## Start DATA SHOWN

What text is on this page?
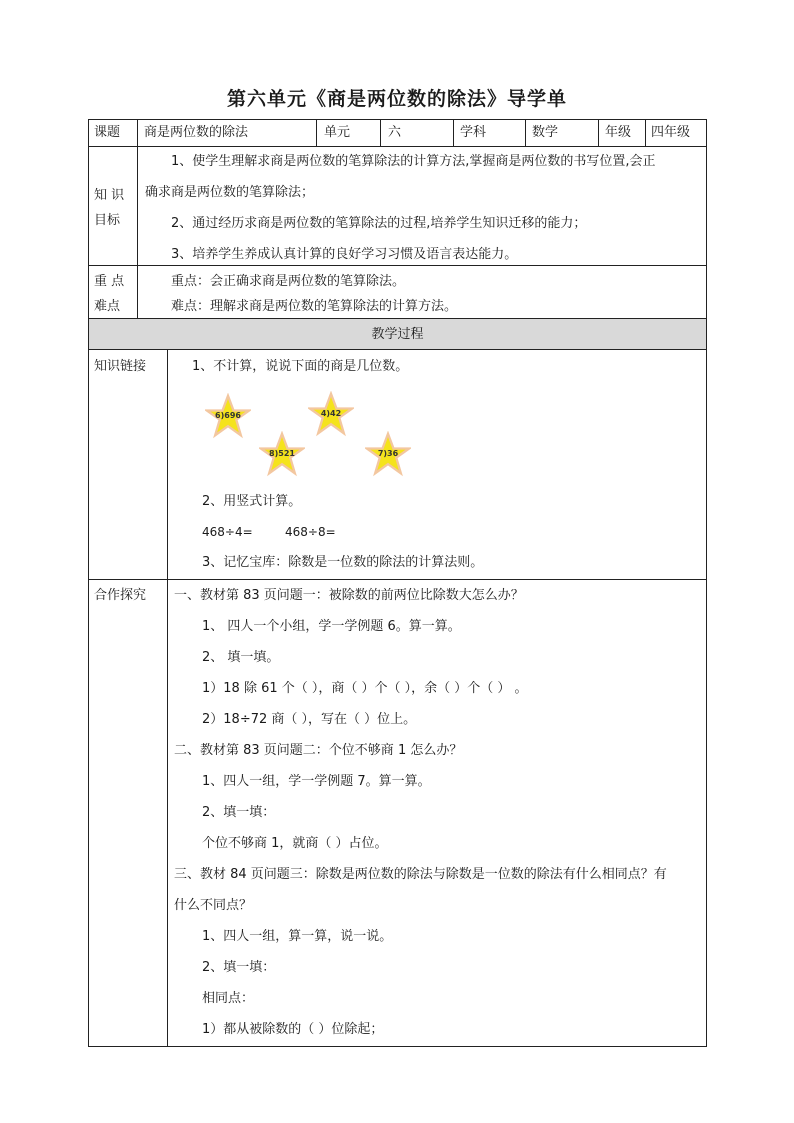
第六单元《商是两位数的除法》导学单
课题 商是两位数的除法	单元	六	学科	数学	年级 四年级
知 识
目标
1、使学生理解求商是两位数的笔算除法的计算方法,掌握商是两位数的书写位置,会正
确求商是两位数的笔算除法；
2、通过经历求商是两位数的笔算除法的过程,培养学生知识迁移的能力；
3、培养学生养成认真计算的良好学习习惯及语言表达能力。
重 点
难点
重点：会正确求商是两位数的笔算除法。
难点：理解求商是两位数的笔算除法的计算方法。
教学过程
知识链接	1、不计算，说说下面的商是几位数。
6)696	4)42
8)521	7)36
2、用竖式计算。
468÷4=	468÷8=
3、记忆宝库：除数是一位数的除法的计算法则。
合作探究 一、教材第 83 页问题一：被除数的前两位比除数大怎么办？
1、 四人一个小组，学一学例题 6。算一算。
2、 填一填。
1）18 除 61 个（ ），商（ ）个（ ），余（ ）个（ ） 。
2）18÷72 商（ ），写在（ ）位上。
二、教材第 83 页问题二：个位不够商 1 怎么办？
1、四人一组，学一学例题 7。算一算。
2、填一填：
个位不够商 1，就商（ ）占位。
三、教材 84 页问题三：除数是两位数的除法与除数是一位数的除法有什么相同点？有
什么不同点？
1、四人一组，算一算，说一说。
2、填一填：
相同点：
1）都从被除数的（ ）位除起；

## End DATA SHOWN

[DO THIS] Reproduce every record word for word. The copy must contain no pictures.

[SOLUTION FOR THIS EXERCISE]
What text is on this page?
第六单元《商是两位数的除法》导学单
课题 商是两位数的除法	单元	六	学科	数学	年级 四年级
知 识
目标
1、使学生理解求商是两位数的笔算除法的计算方法,掌握商是两位数的书写位置,会正
确求商是两位数的笔算除法；
2、通过经历求商是两位数的笔算除法的过程,培养学生知识迁移的能力；
3、培养学生养成认真计算的良好学习习惯及语言表达能力。
重 点
难点
重点：会正确求商是两位数的笔算除法。
难点：理解求商是两位数的笔算除法的计算方法。
教学过程
知识链接	1、不计算，说说下面的商是几位数。
6)696	4)42
8)521	7)36
2、用竖式计算。
468÷4=	468÷8=
3、记忆宝库：除数是一位数的除法的计算法则。
合作探究 一、教材第 83 页问题一：被除数的前两位比除数大怎么办？
1、 四人一个小组，学一学例题 6。算一算。
2、 填一填。
1）18 除 61 个（ ），商（ ）个（ ），余（ ）个（ ） 。
2）18÷72 商（ ），写在（ ）位上。
二、教材第 83 页问题二：个位不够商 1 怎么办？
1、四人一组，学一学例题 7。算一算。
2、填一填：
个位不够商 1，就商（ ）占位。
三、教材 84 页问题三：除数是两位数的除法与除数是一位数的除法有什么相同点？有
什么不同点？
1、四人一组，算一算，说一说。
2、填一填：
相同点：
1）都从被除数的（ ）位除起；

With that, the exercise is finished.